**The request:** Reproduce the records that follow in full, excluding any picture they contain.

**Data extract:**

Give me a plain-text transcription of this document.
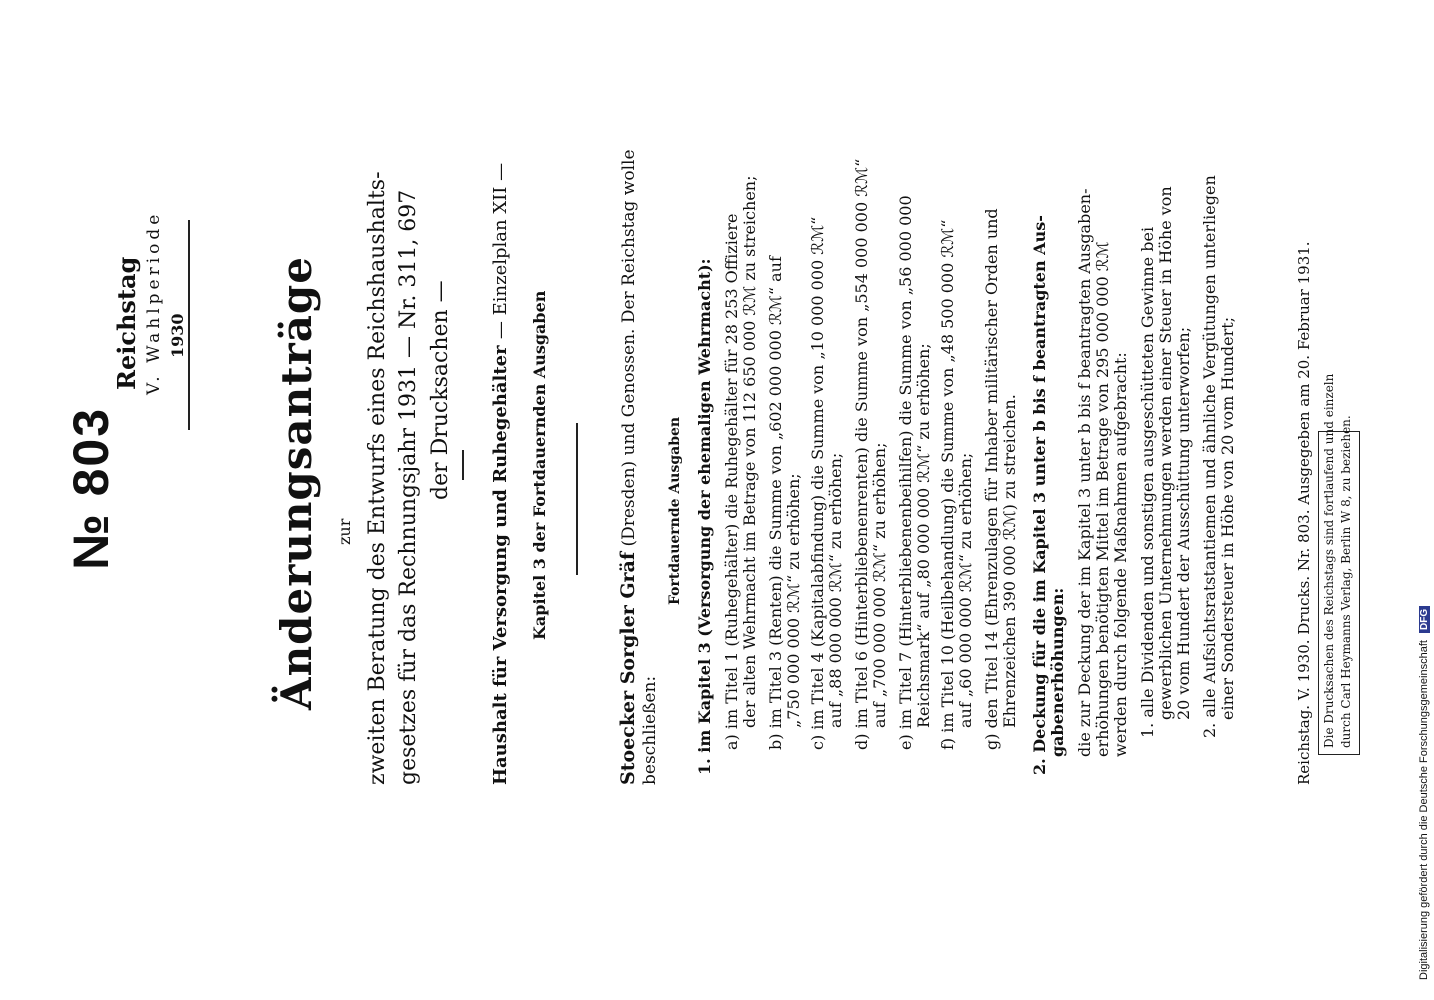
№ 803
Reichstag V. Wahlperiode 1930 Änderungsanträge zur zweiten Beratung des Entwurfs eines Reichshaushalts- gesetzes für das Rechnungsjahr 1931 — Nr. 311, 697 der Drucksachen — Haushalt für Versorgung und Ruhegehälter — Einzelplan XII —
Kapitel 3 der Fortdauernden Ausgaben
Stoecker Sorgler Gräf (Dresden) und Genossen. Der Reichstag wolle
beschließen:
Fortdauernde Ausgaben 1. im Kapitel 3 (Versorgung der ehemaligen Wehrmacht): a) im Titel 1 (Ruhegehälter) die Ruhegehälter für 28 253 Offiziere der alten Wehrmacht im Betrage von 112 650 000 ℛℳ zu streichen; b) im Titel 3 (Renten) die Summe von „602 000 000 ℛℳ“ auf „750 000 000 ℛℳ“ zu erhöhen; c) im Titel 4 (Kapitalabfindung) die Summe von „10 000 000 ℛℳ“ auf „88 000 000 ℛℳ“ zu erhöhen; d) im Titel 6 (Hinterbliebenenrenten) die Summe von „554 000 000 ℛℳ“ auf „700 000 000 ℛℳ“ zu erhöhen; e) im Titel 7 (Hinterbliebenenbeihilfen) die Summe von „56 000 000 Reichsmark“ auf „80 000 000 ℛℳ“ zu erhöhen; f) im Titel 10 (Heilbehandlung) die Summe von „48 500 000 ℛℳ“ auf „60 000 000 ℛℳ“ zu erhöhen; g) den Titel 14 (Ehrenzulagen für Inhaber militärischer Orden und Ehrenzeichen 390 000 ℛℳ) zu streichen. 2. Deckung für die im Kapitel 3 unter b bis f beantragten Aus- gabenerhöhungen: die zur Deckung der im Kapitel 3 unter b bis f beantragten Ausgaben- erhöhungen benötigten Mittel im Betrage von 295 000 000 ℛℳ werden durch folgende Maßnahmen aufgebracht: 1. alle Dividenden und sonstigen ausgeschütteten Gewinne bei gewerblichen Unternehmungen werden einer Steuer in Höhe von 20 vom Hundert der Ausschüttung unterworfen; 2. alle Aufsichtsratstantiemen und ähnliche Vergütungen unterliegen einer Sondersteuer in Höhe von 20 vom Hundert;	Reichstag. V. 1930. Drucks. Nr. 803. Ausgegeben am 20. Februar 1931. Die Drucksachen des Reichstags sind fortlaufend und einzeln durch Carl Heymanns Verlag, Berlin W 8, zu beziehen.
Digitalisierung gefördert durch die Deutsche Forschungsgemeinschaft DFG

**Completed task:**
Give me a plain-text transcription of this document.
№ 803
Reichstag V. Wahlperiode 1930 Änderungsanträge zur zweiten Beratung des Entwurfs eines Reichshaushalts- gesetzes für das Rechnungsjahr 1931 — Nr. 311, 697 der Drucksachen — Haushalt für Versorgung und Ruhegehälter — Einzelplan XII —
Kapitel 3 der Fortdauernden Ausgaben
Stoecker Sorgler Gräf (Dresden) und Genossen. Der Reichstag wolle
beschließen:
Fortdauernde Ausgaben 1. im Kapitel 3 (Versorgung der ehemaligen Wehrmacht): a) im Titel 1 (Ruhegehälter) die Ruhegehälter für 28 253 Offiziere der alten Wehrmacht im Betrage von 112 650 000 ℛℳ zu streichen; b) im Titel 3 (Renten) die Summe von „602 000 000 ℛℳ“ auf „750 000 000 ℛℳ“ zu erhöhen; c) im Titel 4 (Kapitalabfindung) die Summe von „10 000 000 ℛℳ“ auf „88 000 000 ℛℳ“ zu erhöhen; d) im Titel 6 (Hinterbliebenenrenten) die Summe von „554 000 000 ℛℳ“ auf „700 000 000 ℛℳ“ zu erhöhen; e) im Titel 7 (Hinterbliebenenbeihilfen) die Summe von „56 000 000 Reichsmark“ auf „80 000 000 ℛℳ“ zu erhöhen; f) im Titel 10 (Heilbehandlung) die Summe von „48 500 000 ℛℳ“ auf „60 000 000 ℛℳ“ zu erhöhen; g) den Titel 14 (Ehrenzulagen für Inhaber militärischer Orden und Ehrenzeichen 390 000 ℛℳ) zu streichen. 2. Deckung für die im Kapitel 3 unter b bis f beantragten Aus- gabenerhöhungen: die zur Deckung der im Kapitel 3 unter b bis f beantragten Ausgaben- erhöhungen benötigten Mittel im Betrage von 295 000 000 ℛℳ werden durch folgende Maßnahmen aufgebracht: 1. alle Dividenden und sonstigen ausgeschütteten Gewinne bei gewerblichen Unternehmungen werden einer Steuer in Höhe von 20 vom Hundert der Ausschüttung unterworfen; 2. alle Aufsichtsratstantiemen und ähnliche Vergütungen unterliegen einer Sondersteuer in Höhe von 20 vom Hundert;	Reichstag. V. 1930. Drucks. Nr. 803. Ausgegeben am 20. Februar 1931. Die Drucksachen des Reichstags sind fortlaufend und einzeln durch Carl Heymanns Verlag, Berlin W 8, zu beziehen.
Digitalisierung gefördert durch die Deutsche Forschungsgemeinschaft DFG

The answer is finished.